Fragmento del texto:
╭──
Una forma de ser feliz: La experiencia de vivir a través de la lectura

El acto de leer propicia en quienes lo practican la sensación de haber llegado, de haber alcanzado ese lugar y ese espacio estético llamado la Edad de Oro: el lugar en que no hay un “tuyo” ni un “mío”, ese tiempo de la fertilidad y del contentamiento con los bienes que poseemos, la época de la Arcadia que existe solo porque la buscamos.

Por María Eugenia Góngora Díaz

Publicado el 23.7.2020

Si me pregunto cuáles son los intereses, las líneas de trabajo y los temas que me han ocupado como lectora y estudiosa de la literatura, diría que son solo unos pocos, y en la persecución de esos pocos temas y su búsqueda, me han guiado sobre todo la pasión y el deseo de conocer. La pasión por conocer amorosamente, por estar con las personas y en los lugares que me atraen, en los tiempos que me gustaría vivir o haber vivido, queriendo aprender, mirar y degustarlo todo en profundidad. Reconozco al mismo tiempo el privilegio que he tenido: haber podido trabajar con las palabras, el haber podido dedicar la mayor parte de mi tiempo a leer: haber sido a ratos una “desocupada lectora”, gozando las dispensas de un cierto ocio, necesario para concentrarnos en la lectura placentera, y que tantos otros no han tenido.
╰──
Extractos de datos:
╭──
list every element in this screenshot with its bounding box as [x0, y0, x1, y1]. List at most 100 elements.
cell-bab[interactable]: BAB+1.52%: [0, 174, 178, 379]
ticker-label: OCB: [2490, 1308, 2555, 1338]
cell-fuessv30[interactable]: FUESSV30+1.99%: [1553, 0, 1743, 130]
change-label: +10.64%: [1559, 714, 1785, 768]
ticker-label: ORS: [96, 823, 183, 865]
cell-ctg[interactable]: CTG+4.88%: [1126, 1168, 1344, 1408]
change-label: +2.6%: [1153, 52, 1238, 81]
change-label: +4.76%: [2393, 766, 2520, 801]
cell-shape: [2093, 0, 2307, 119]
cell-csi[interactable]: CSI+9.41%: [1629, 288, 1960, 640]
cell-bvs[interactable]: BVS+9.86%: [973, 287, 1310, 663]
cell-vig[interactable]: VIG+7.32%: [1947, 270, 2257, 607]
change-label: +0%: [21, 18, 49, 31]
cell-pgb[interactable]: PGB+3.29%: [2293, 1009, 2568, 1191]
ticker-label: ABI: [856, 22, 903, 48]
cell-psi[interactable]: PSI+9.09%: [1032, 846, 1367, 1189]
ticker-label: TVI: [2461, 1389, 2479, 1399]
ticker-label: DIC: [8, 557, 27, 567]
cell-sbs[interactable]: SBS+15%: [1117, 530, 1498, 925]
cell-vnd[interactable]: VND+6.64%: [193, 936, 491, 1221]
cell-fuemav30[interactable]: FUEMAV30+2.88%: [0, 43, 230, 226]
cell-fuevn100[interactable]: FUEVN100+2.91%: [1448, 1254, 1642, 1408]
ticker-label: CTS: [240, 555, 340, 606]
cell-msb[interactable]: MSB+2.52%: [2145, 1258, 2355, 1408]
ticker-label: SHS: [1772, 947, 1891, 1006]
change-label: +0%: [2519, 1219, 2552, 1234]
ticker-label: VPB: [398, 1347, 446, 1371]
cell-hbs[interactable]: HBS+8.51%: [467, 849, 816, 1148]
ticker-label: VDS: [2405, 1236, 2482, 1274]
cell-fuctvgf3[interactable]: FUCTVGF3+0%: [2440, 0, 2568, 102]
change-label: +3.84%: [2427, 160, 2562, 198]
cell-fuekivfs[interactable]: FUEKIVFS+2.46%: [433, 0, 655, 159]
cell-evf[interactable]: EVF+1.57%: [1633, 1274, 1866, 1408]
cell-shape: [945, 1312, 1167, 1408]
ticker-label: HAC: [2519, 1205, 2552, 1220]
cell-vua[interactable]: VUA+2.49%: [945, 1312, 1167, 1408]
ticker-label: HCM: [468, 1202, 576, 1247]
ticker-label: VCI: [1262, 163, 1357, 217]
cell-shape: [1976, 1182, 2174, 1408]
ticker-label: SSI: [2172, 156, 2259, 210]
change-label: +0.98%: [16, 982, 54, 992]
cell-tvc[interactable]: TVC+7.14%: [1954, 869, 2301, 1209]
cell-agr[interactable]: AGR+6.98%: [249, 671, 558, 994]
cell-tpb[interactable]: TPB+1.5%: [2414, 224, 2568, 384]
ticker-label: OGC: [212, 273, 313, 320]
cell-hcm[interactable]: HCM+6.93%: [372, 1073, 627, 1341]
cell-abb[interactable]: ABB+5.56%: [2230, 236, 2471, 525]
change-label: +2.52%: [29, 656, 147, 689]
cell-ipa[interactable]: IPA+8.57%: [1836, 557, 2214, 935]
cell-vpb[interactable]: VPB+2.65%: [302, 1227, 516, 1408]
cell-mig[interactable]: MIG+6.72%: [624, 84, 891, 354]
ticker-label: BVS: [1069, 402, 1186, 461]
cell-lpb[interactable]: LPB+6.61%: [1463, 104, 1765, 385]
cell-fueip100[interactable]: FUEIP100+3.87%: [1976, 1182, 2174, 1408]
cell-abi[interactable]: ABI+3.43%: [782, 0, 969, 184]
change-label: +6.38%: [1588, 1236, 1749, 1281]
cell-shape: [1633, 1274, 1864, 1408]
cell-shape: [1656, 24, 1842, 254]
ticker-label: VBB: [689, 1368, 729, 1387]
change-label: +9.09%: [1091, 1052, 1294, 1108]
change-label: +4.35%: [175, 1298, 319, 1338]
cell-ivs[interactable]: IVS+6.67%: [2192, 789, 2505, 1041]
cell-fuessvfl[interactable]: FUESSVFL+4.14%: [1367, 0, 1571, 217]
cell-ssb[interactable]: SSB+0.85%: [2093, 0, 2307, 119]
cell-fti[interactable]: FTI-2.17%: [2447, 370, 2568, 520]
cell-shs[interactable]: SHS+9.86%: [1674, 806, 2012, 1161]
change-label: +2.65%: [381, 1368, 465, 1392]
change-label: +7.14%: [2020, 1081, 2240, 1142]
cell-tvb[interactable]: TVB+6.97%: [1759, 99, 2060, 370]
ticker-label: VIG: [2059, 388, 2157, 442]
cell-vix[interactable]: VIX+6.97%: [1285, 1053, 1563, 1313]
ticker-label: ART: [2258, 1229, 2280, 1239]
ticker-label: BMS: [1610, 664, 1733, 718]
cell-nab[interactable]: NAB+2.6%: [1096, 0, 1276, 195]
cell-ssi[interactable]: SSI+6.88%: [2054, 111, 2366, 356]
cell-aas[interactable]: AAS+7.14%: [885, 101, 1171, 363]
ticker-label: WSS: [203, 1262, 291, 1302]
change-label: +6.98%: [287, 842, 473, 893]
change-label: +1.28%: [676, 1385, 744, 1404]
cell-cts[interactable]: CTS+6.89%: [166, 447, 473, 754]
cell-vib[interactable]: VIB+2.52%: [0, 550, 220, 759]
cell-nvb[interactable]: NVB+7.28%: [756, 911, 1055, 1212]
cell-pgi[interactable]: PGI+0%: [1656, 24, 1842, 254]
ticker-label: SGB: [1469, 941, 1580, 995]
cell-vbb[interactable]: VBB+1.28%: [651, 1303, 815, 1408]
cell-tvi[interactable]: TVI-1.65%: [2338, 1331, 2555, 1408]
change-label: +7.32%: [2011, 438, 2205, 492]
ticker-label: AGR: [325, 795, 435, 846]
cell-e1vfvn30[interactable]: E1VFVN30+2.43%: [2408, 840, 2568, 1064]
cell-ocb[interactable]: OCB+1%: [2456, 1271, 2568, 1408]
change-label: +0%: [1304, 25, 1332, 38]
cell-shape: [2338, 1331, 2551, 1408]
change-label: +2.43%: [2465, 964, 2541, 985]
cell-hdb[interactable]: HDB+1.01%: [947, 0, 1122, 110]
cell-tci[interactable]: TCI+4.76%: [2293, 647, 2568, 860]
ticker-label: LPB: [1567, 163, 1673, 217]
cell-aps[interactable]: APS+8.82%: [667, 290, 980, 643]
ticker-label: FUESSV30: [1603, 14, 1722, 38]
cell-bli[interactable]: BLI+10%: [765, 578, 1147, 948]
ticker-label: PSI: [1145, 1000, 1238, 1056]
╰──
Consigna: Explique, en una a tres oraciones, por qué la autora del texto sobre la lectura reconoce haber tenido un privilegio.

Respuesta: La autora se considera privilegiada porque ha podido trabajar con las palabras y dedicar la mayor parte de su tiempo a leer. También ha gozado de cierto ocio, necesario para concentrarse en la lectura placentera, algo que muchos otros no han tenido.